Written exercise: Across the entries below, count the lines in which the word "Producción" occurs. Reply with the count alone.

Supplied material:
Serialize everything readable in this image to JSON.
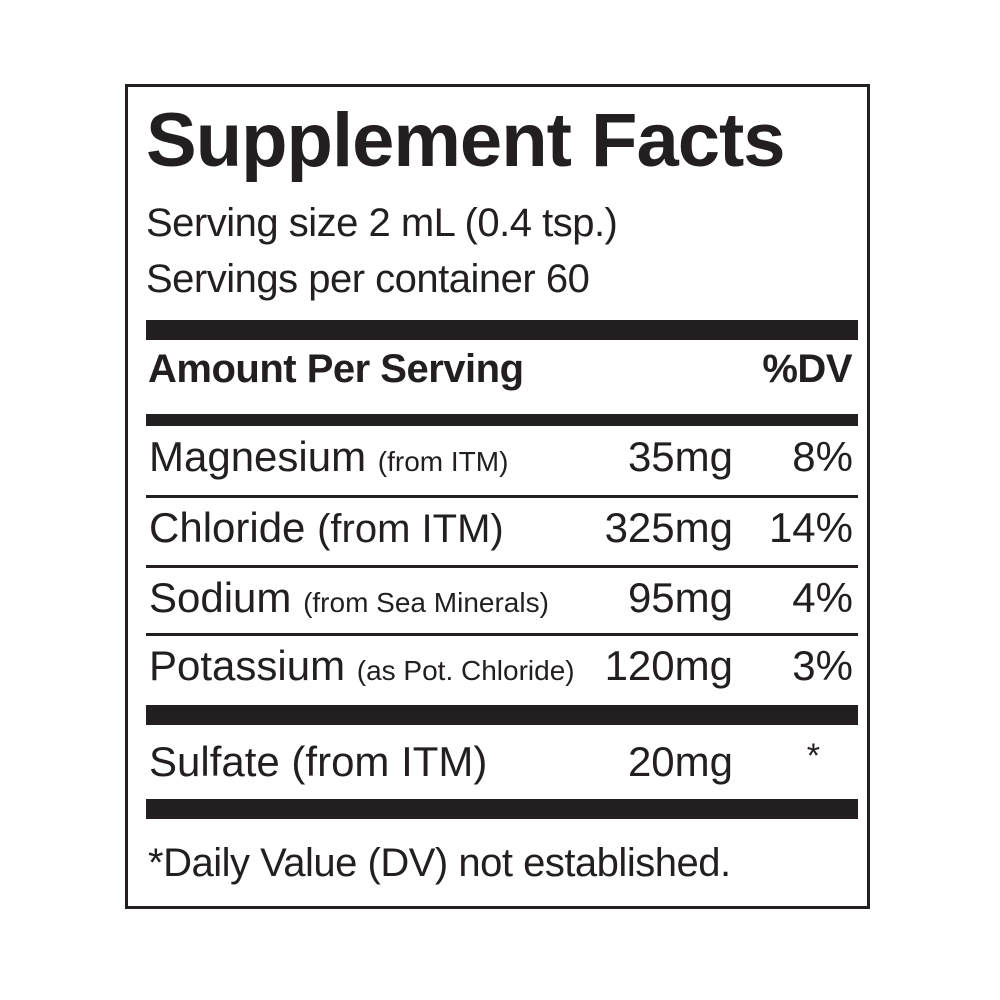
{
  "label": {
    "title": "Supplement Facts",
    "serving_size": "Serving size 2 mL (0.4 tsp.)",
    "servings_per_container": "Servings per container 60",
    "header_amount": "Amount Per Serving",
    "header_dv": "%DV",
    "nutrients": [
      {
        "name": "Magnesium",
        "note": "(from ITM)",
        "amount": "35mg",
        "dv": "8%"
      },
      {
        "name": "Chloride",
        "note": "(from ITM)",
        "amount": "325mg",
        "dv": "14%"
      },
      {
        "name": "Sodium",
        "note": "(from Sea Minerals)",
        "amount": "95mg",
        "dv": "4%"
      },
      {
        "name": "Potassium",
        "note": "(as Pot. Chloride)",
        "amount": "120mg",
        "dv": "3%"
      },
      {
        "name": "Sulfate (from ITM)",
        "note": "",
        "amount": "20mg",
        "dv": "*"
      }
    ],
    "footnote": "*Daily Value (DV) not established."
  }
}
...
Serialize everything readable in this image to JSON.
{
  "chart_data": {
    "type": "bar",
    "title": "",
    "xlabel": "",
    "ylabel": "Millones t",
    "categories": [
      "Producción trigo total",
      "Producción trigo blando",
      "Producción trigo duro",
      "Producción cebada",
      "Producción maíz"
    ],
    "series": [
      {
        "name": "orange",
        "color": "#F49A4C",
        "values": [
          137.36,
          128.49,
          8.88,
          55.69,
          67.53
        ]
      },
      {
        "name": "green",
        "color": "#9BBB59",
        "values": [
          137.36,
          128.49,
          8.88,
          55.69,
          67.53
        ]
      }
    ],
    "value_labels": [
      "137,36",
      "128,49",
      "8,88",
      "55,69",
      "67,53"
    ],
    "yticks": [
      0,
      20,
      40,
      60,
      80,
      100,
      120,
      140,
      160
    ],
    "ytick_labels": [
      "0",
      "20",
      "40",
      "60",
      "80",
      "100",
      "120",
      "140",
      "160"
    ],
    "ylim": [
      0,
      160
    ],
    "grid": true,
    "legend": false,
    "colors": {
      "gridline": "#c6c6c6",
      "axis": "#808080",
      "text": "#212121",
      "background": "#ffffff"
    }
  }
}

Output for this task: 5